▼
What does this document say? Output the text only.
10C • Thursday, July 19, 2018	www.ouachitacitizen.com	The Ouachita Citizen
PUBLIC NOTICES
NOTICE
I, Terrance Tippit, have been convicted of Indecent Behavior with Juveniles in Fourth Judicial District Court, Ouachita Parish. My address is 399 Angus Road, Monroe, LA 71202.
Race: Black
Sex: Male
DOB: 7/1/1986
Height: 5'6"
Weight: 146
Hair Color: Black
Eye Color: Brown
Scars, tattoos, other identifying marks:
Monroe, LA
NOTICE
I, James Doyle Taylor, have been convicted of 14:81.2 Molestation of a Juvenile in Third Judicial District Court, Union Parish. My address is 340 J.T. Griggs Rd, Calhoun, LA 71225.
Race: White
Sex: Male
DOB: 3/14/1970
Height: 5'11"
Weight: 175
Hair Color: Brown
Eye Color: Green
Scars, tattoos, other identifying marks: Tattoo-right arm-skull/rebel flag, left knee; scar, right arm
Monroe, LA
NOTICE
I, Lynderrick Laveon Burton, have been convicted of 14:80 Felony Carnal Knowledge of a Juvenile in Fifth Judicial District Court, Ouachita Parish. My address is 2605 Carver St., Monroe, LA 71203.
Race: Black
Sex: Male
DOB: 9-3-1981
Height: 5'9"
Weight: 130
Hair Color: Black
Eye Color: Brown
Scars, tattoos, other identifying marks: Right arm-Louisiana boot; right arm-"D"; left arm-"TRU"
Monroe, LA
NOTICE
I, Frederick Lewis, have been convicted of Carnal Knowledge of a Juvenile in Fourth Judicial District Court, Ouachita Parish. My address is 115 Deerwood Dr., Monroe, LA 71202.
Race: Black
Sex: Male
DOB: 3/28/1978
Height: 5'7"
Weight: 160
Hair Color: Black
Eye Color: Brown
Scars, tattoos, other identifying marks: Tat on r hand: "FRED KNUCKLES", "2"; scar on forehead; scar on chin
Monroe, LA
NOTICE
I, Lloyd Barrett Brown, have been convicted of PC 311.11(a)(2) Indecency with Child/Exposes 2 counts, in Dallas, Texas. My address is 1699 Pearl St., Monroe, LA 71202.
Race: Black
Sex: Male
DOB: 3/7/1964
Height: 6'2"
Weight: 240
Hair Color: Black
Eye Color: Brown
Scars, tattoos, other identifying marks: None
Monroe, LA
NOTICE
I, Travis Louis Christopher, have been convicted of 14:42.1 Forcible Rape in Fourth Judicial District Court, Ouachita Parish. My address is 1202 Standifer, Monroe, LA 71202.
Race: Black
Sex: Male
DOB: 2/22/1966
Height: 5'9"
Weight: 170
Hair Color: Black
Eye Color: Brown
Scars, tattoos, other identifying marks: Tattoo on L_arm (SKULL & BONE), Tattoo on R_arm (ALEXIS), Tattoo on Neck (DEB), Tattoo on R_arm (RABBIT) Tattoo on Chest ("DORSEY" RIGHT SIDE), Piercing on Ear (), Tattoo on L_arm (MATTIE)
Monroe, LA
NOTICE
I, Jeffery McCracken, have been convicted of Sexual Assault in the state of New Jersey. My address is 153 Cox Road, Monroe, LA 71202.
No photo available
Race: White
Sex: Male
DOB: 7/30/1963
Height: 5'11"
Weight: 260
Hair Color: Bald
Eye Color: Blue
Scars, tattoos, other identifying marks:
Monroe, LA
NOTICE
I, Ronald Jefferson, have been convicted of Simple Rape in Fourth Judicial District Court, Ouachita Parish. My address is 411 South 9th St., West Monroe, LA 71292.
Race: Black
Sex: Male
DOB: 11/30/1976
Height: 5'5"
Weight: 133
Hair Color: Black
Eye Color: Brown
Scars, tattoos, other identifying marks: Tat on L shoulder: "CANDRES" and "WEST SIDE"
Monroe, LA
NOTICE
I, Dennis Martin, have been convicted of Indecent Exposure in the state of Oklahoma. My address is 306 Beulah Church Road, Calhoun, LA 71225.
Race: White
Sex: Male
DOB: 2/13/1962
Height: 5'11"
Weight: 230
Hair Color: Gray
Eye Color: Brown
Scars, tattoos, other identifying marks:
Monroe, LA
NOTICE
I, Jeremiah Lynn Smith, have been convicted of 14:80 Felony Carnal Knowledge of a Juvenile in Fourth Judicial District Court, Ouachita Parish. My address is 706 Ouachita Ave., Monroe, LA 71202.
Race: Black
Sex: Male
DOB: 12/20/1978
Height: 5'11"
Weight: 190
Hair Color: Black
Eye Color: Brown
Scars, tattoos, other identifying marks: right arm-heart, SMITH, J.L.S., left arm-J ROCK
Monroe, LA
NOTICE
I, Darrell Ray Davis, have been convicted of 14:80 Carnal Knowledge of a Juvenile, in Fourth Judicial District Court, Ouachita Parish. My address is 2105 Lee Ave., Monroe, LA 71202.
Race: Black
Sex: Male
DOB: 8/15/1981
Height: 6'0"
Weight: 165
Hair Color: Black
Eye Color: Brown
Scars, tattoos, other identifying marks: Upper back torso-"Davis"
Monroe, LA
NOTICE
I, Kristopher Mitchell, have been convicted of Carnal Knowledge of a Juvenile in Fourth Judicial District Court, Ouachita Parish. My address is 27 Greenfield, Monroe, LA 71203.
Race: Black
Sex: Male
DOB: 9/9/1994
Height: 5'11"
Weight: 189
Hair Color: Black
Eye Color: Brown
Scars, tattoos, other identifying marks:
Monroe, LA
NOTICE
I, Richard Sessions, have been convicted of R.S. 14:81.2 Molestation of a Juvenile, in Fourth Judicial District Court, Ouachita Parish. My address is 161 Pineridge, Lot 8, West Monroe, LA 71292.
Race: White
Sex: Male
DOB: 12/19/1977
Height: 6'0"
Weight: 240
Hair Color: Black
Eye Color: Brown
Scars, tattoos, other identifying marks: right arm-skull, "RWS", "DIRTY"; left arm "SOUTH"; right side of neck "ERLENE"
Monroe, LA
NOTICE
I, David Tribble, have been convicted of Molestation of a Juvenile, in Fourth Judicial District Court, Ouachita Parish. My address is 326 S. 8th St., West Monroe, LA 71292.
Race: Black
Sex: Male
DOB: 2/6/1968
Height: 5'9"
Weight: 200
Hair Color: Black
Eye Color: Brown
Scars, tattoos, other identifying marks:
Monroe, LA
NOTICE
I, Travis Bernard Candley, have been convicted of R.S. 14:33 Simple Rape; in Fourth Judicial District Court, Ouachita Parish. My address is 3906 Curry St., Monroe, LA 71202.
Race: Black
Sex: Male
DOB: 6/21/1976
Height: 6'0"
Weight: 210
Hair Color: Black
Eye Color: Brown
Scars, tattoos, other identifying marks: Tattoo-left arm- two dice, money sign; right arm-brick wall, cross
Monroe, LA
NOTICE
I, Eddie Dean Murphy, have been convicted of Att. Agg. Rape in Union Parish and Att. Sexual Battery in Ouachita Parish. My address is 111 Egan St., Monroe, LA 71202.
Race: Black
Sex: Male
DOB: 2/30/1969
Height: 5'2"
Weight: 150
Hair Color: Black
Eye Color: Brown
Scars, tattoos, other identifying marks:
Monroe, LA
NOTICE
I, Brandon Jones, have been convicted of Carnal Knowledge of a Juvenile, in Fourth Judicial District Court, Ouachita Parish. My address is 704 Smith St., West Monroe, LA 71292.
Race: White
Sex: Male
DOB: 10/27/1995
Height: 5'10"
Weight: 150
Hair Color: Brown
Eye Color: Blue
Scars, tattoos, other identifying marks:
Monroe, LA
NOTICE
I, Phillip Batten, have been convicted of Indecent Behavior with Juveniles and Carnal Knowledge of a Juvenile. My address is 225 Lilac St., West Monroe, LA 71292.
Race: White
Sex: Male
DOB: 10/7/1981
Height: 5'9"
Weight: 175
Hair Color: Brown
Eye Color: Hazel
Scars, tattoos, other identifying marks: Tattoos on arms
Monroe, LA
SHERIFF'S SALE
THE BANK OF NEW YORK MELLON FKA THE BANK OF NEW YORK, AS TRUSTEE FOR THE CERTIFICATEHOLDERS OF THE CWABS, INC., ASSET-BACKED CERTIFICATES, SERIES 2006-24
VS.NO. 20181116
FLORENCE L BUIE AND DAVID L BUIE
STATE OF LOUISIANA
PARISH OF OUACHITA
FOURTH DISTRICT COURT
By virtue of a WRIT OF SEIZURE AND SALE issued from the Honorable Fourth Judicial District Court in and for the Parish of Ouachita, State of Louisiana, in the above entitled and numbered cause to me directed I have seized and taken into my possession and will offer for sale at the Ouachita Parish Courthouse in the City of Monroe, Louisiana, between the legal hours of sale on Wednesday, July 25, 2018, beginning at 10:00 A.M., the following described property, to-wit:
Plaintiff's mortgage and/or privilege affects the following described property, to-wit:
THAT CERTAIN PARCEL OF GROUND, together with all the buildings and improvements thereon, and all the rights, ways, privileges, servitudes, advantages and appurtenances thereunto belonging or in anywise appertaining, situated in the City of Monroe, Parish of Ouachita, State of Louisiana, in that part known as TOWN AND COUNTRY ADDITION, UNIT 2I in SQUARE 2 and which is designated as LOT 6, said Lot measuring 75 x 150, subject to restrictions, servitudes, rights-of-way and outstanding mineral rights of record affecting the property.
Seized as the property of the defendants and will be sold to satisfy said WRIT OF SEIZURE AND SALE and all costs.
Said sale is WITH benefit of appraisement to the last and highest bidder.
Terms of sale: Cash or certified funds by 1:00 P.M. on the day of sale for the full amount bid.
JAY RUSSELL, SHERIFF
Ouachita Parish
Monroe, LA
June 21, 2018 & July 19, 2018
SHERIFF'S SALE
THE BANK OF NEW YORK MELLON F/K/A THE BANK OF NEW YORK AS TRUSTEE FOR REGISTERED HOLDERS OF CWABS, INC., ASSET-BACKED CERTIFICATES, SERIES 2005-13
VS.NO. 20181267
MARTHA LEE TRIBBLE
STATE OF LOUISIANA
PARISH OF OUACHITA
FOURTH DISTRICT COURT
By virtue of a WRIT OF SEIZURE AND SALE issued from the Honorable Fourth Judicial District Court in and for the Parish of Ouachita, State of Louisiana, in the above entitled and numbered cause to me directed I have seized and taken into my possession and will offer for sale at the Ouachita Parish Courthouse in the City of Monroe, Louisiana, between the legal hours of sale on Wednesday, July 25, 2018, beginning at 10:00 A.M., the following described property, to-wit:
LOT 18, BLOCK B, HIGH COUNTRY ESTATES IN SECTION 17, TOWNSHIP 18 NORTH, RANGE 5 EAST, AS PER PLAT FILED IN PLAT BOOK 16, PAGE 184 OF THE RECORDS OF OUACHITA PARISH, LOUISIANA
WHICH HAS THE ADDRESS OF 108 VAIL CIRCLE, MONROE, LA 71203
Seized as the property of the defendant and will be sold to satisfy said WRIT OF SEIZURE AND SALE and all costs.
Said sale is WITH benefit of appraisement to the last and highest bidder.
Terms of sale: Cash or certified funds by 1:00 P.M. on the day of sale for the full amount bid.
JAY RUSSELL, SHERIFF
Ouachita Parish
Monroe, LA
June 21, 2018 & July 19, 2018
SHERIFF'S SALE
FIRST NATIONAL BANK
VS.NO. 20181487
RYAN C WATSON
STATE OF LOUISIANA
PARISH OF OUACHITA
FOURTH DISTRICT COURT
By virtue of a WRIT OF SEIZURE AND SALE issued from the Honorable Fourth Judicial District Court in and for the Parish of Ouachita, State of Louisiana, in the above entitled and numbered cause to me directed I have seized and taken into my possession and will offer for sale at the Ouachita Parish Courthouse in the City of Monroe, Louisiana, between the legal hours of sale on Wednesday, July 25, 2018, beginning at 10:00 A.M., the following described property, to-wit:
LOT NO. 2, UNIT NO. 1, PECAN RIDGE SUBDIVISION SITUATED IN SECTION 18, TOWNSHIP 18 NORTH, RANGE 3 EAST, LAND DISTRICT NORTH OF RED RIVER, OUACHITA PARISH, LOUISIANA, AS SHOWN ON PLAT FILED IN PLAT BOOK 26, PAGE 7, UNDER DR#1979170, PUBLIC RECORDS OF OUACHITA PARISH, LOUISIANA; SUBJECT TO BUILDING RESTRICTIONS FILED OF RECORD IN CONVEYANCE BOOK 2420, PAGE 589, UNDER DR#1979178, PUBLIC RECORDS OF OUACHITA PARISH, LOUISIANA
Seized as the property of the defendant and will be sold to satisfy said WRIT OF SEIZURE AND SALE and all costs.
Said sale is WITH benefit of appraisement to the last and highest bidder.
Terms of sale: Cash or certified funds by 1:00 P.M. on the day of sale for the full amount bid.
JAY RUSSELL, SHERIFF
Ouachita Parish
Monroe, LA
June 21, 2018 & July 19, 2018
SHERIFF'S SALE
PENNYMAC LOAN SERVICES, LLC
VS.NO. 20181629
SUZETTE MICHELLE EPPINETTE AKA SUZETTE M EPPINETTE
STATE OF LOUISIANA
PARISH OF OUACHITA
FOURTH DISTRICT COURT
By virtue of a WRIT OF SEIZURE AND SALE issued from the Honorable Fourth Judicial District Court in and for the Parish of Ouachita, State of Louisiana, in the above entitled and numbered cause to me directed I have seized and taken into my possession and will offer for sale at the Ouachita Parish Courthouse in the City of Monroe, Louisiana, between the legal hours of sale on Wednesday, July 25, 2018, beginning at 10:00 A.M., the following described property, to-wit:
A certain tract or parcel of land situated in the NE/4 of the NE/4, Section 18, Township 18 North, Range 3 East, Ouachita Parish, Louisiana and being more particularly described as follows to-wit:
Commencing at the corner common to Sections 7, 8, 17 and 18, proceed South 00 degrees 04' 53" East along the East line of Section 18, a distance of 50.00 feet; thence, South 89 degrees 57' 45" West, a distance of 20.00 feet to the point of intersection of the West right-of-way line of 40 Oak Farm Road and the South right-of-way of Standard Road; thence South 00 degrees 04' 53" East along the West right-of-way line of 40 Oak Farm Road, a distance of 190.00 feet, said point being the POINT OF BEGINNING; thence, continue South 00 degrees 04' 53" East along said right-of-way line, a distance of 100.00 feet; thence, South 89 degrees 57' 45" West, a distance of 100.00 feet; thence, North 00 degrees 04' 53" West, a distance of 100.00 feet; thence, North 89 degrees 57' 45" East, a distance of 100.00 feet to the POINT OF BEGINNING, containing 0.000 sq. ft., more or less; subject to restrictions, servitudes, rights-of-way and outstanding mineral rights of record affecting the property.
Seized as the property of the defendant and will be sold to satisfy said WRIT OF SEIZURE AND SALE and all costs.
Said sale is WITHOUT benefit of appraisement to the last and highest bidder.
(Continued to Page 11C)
▲
* [Directions for this task]
State the number of lines in the records that include "Union", and write nothing else.

* [Reply]
2